▶ [Goal]
In the entries below, find the lines that contain the word "axis" and copy them.

Some records:

--

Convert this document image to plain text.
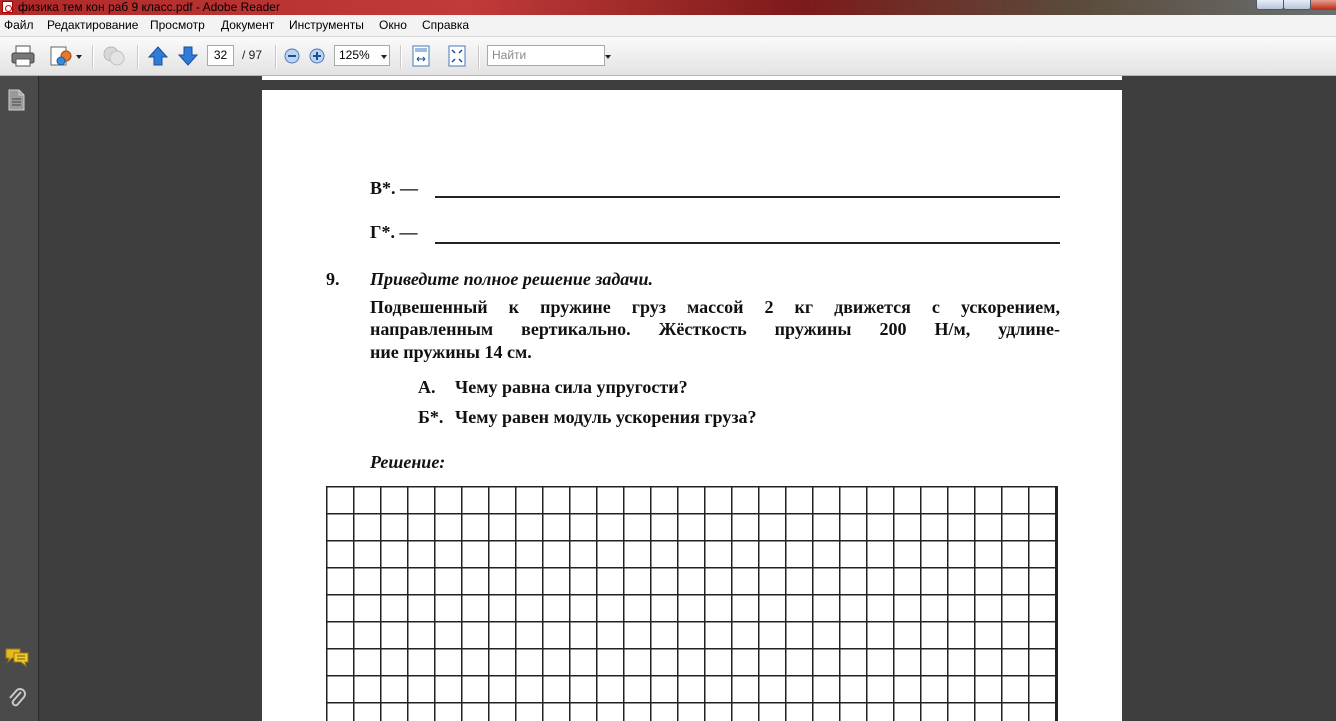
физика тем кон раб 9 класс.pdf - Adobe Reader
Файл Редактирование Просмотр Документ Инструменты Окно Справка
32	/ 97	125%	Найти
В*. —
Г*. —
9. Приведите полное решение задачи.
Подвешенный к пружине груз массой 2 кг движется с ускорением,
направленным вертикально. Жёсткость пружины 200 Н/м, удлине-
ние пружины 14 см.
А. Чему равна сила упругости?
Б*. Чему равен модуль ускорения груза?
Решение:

--

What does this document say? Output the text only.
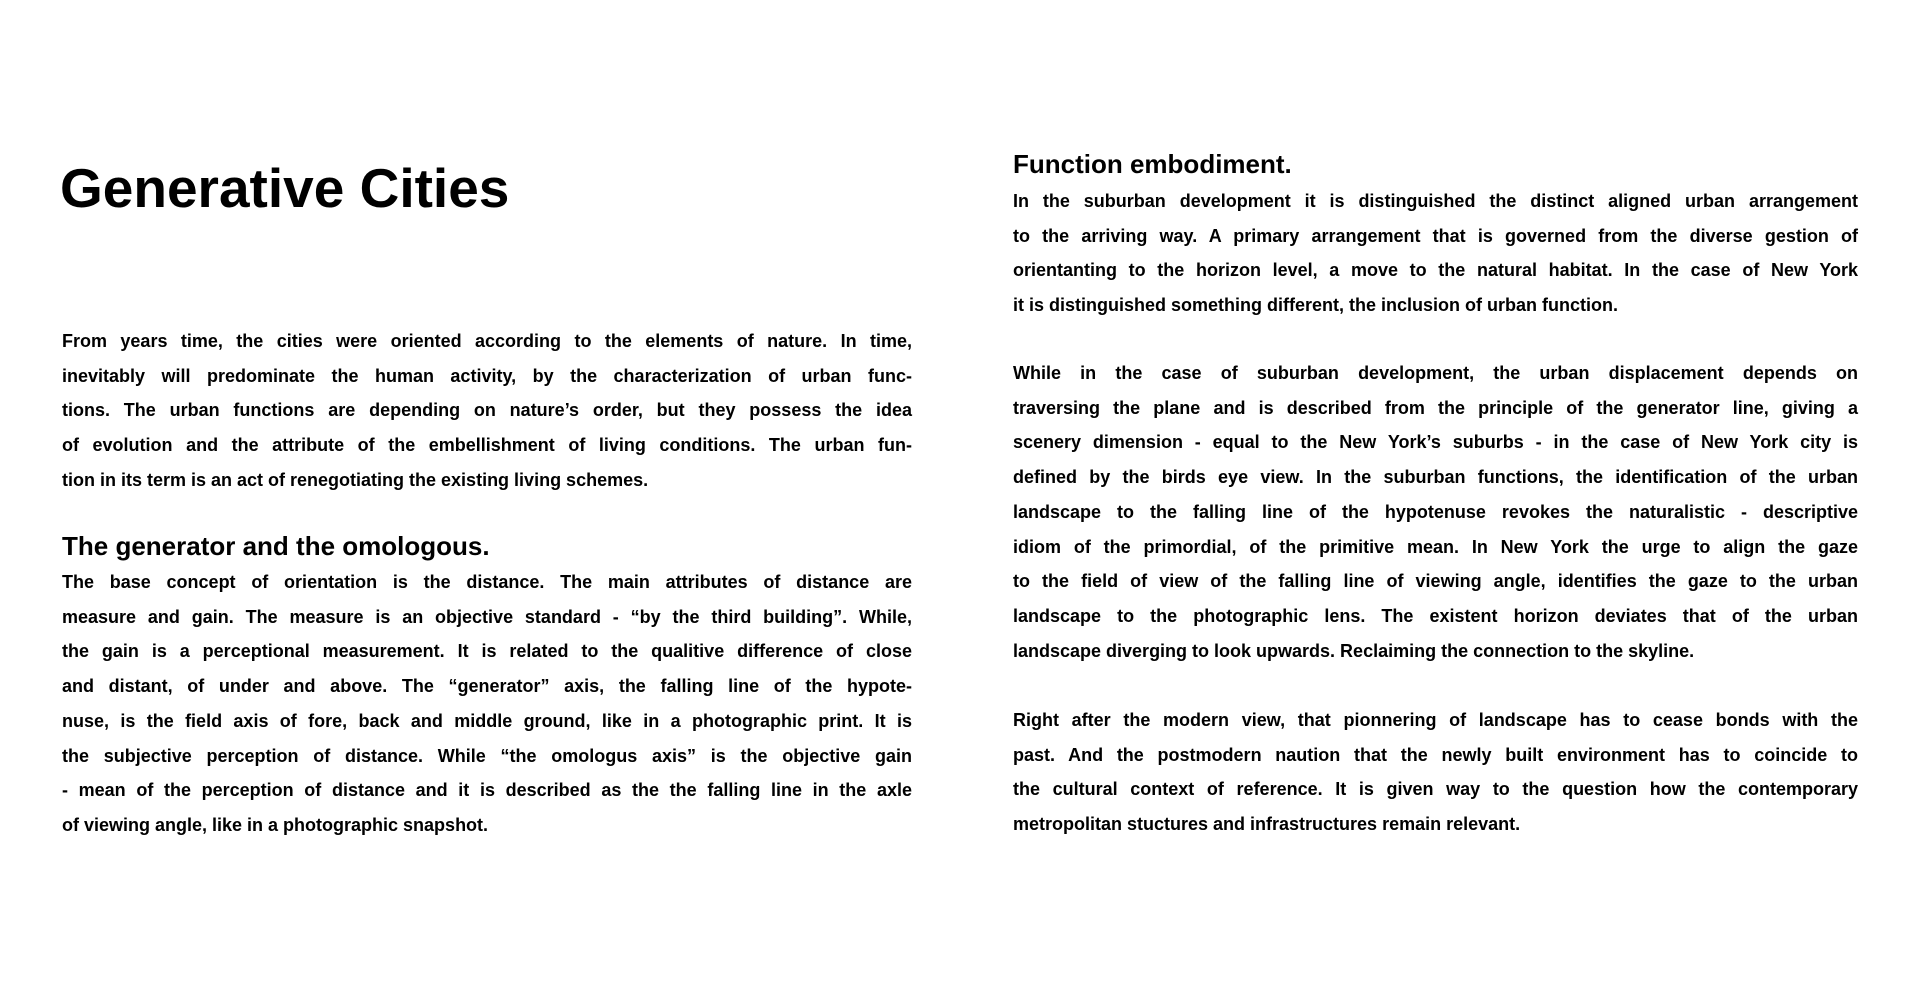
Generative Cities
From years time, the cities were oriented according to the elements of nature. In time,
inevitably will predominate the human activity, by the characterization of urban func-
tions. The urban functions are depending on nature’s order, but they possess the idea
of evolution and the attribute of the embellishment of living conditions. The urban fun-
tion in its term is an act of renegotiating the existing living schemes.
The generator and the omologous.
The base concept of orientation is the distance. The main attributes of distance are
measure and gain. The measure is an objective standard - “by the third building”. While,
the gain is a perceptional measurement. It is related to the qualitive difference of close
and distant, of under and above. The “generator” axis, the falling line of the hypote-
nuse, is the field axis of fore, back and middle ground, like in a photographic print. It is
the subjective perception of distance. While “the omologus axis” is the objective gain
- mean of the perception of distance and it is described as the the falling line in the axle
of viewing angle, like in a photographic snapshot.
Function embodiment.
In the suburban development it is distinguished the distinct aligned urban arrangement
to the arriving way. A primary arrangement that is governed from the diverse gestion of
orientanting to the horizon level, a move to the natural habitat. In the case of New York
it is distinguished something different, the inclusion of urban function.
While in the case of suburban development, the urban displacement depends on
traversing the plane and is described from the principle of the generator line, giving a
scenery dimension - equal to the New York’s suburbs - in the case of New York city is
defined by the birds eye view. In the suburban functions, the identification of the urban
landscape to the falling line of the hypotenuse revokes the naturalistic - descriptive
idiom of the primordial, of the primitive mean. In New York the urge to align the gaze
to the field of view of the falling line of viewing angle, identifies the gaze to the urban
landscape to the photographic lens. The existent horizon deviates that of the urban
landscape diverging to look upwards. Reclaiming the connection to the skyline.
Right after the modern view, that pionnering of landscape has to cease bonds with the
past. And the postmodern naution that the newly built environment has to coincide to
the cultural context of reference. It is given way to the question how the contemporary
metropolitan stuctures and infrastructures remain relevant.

--

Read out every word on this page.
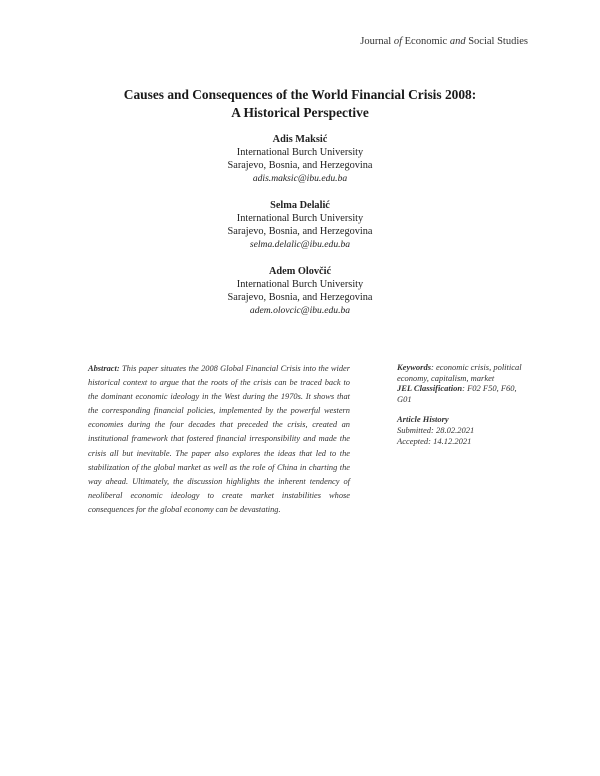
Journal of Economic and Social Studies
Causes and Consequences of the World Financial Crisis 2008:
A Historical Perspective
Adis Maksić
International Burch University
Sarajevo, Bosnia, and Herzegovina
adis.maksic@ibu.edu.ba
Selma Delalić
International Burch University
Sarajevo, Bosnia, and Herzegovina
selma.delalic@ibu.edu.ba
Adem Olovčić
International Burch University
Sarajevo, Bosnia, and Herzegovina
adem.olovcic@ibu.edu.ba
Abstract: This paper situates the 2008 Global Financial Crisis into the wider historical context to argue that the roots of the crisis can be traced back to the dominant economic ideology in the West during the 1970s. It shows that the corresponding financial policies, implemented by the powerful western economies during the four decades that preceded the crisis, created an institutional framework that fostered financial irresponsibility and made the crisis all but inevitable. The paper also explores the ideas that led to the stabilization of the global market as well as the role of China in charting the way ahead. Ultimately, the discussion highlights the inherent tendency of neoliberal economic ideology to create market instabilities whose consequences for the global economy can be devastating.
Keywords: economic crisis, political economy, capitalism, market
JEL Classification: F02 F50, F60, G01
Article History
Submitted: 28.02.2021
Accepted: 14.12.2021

--

▶ [Complete answer]
and distant, of under and above. The “generator” axis, the falling line of the hypote-
nuse, is the field axis of fore, back and middle ground, like in a photographic print. It is
the subjective perception of distance. While “the omologus axis” is the objective gain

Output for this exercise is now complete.